• **What is required**: The data must be returned in full and exactly as given.

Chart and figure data
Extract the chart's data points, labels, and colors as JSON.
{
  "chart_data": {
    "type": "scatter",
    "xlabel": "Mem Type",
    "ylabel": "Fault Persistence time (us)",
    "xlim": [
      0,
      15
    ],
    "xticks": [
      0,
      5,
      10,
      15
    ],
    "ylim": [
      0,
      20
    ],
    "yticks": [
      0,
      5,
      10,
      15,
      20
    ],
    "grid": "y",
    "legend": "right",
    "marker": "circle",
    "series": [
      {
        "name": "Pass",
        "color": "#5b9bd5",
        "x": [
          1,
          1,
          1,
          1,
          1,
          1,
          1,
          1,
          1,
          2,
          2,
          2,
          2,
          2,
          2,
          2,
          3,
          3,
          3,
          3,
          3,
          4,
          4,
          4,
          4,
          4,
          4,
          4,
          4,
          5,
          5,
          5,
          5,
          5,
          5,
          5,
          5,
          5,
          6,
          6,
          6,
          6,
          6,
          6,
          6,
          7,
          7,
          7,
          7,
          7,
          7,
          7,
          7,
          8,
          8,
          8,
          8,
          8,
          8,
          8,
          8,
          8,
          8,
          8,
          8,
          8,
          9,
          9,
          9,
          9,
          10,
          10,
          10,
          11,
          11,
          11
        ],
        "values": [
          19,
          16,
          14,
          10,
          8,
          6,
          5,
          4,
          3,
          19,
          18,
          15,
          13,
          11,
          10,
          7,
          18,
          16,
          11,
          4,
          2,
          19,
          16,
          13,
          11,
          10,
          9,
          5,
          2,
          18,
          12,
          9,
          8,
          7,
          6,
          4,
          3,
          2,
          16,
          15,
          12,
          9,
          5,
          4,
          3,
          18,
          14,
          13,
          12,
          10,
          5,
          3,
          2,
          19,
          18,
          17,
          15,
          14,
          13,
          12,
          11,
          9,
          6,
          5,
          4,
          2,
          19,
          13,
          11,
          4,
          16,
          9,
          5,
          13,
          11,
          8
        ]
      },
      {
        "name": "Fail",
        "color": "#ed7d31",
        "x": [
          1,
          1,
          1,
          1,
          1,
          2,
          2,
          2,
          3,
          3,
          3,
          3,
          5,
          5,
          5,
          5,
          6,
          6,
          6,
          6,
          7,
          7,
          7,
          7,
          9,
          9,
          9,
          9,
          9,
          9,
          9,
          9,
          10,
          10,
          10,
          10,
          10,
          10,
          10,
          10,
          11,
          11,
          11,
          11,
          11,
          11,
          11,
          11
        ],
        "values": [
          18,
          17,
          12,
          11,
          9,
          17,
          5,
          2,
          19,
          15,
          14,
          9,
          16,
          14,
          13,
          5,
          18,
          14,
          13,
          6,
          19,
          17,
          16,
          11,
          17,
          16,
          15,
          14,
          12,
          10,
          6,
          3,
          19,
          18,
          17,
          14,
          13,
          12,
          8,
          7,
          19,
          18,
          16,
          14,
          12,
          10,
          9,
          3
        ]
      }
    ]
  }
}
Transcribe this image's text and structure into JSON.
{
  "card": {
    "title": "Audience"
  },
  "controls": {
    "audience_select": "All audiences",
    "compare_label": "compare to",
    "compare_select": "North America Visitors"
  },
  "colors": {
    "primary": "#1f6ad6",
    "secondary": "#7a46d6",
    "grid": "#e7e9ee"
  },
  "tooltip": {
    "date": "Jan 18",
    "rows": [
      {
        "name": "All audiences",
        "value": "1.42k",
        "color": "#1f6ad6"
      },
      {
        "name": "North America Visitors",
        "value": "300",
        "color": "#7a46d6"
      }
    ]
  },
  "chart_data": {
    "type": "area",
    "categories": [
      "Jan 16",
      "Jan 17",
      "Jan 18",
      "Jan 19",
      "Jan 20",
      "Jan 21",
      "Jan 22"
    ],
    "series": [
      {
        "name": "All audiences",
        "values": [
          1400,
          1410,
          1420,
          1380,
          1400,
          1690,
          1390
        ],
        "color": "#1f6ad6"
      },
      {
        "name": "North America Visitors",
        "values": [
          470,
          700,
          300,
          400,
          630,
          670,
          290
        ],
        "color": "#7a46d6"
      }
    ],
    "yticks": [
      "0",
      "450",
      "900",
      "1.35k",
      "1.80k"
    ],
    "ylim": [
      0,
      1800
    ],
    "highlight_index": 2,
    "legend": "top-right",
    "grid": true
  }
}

• **Solution to this task**:
Extract the chart's data points, labels, and colors as JSON.
{
  "chart_data": {
    "type": "scatter",
    "xlabel": "Mem Type",
    "ylabel": "Fault Persistence time (us)",
    "xlim": [
      0,
      15
    ],
    "xticks": [
      0,
      5,
      10,
      15
    ],
    "ylim": [
      0,
      20
    ],
    "yticks": [
      0,
      5,
      10,
      15,
      20
    ],
    "grid": "y",
    "legend": "right",
    "marker": "circle",
    "series": [
      {
        "name": "Pass",
        "color": "#5b9bd5",
        "x": [
          1,
          1,
          1,
          1,
          1,
          1,
          1,
          1,
          1,
          2,
          2,
          2,
          2,
          2,
          2,
          2,
          3,
          3,
          3,
          3,
          3,
          4,
          4,
          4,
          4,
          4,
          4,
          4,
          4,
          5,
          5,
          5,
          5,
          5,
          5,
          5,
          5,
          5,
          6,
          6,
          6,
          6,
          6,
          6,
          6,
          7,
          7,
          7,
          7,
          7,
          7,
          7,
          7,
          8,
          8,
          8,
          8,
          8,
          8,
          8,
          8,
          8,
          8,
          8,
          8,
          8,
          9,
          9,
          9,
          9,
          10,
          10,
          10,
          11,
          11,
          11
        ],
        "values": [
          19,
          16,
          14,
          10,
          8,
          6,
          5,
          4,
          3,
          19,
          18,
          15,
          13,
          11,
          10,
          7,
          18,
          16,
          11,
          4,
          2,
          19,
          16,
          13,
          11,
          10,
          9,
          5,
          2,
          18,
          12,
          9,
          8,
          7,
          6,
          4,
          3,
          2,
          16,
          15,
          12,
          9,
          5,
          4,
          3,
          18,
          14,
          13,
          12,
          10,
          5,
          3,
          2,
          19,
          18,
          17,
          15,
          14,
          13,
          12,
          11,
          9,
          6,
          5,
          4,
          2,
          19,
          13,
          11,
          4,
          16,
          9,
          5,
          13,
          11,
          8
        ]
      },
      {
        "name": "Fail",
        "color": "#ed7d31",
        "x": [
          1,
          1,
          1,
          1,
          1,
          2,
          2,
          2,
          3,
          3,
          3,
          3,
          5,
          5,
          5,
          5,
          6,
          6,
          6,
          6,
          7,
          7,
          7,
          7,
          9,
          9,
          9,
          9,
          9,
          9,
          9,
          9,
          10,
          10,
          10,
          10,
          10,
          10,
          10,
          10,
          11,
          11,
          11,
          11,
          11,
          11,
          11,
          11
        ],
        "values": [
          18,
          17,
          12,
          11,
          9,
          17,
          5,
          2,
          19,
          15,
          14,
          9,
          16,
          14,
          13,
          5,
          18,
          14,
          13,
          6,
          19,
          17,
          16,
          11,
          17,
          16,
          15,
          14,
          12,
          10,
          6,
          3,
          19,
          18,
          17,
          14,
          13,
          12,
          8,
          7,
          19,
          18,
          16,
          14,
          12,
          10,
          9,
          3
        ]
      }
    ]
  }
}
Transcribe this image's text and structure into JSON.
{
  "card": {
    "title": "Audience"
  },
  "controls": {
    "audience_select": "All audiences",
    "compare_label": "compare to",
    "compare_select": "North America Visitors"
  },
  "colors": {
    "primary": "#1f6ad6",
    "secondary": "#7a46d6",
    "grid": "#e7e9ee"
  },
  "tooltip": {
    "date": "Jan 18",
    "rows": [
      {
        "name": "All audiences",
        "value": "1.42k",
        "color": "#1f6ad6"
      },
      {
        "name": "North America Visitors",
        "value": "300",
        "color": "#7a46d6"
      }
    ]
  },
  "chart_data": {
    "type": "area",
    "categories": [
      "Jan 16",
      "Jan 17",
      "Jan 18",
      "Jan 19",
      "Jan 20",
      "Jan 21",
      "Jan 22"
    ],
    "series": [
      {
        "name": "All audiences",
        "values": [
          1400,
          1410,
          1420,
          1380,
          1400,
          1690,
          1390
        ],
        "color": "#1f6ad6"
      },
      {
        "name": "North America Visitors",
        "values": [
          470,
          700,
          300,
          400,
          630,
          670,
          290
        ],
        "color": "#7a46d6"
      }
    ],
    "yticks": [
      "0",
      "450",
      "900",
      "1.35k",
      "1.80k"
    ],
    "ylim": [
      0,
      1800
    ],
    "highlight_index": 2,
    "legend": "top-right",
    "grid": true
  }
}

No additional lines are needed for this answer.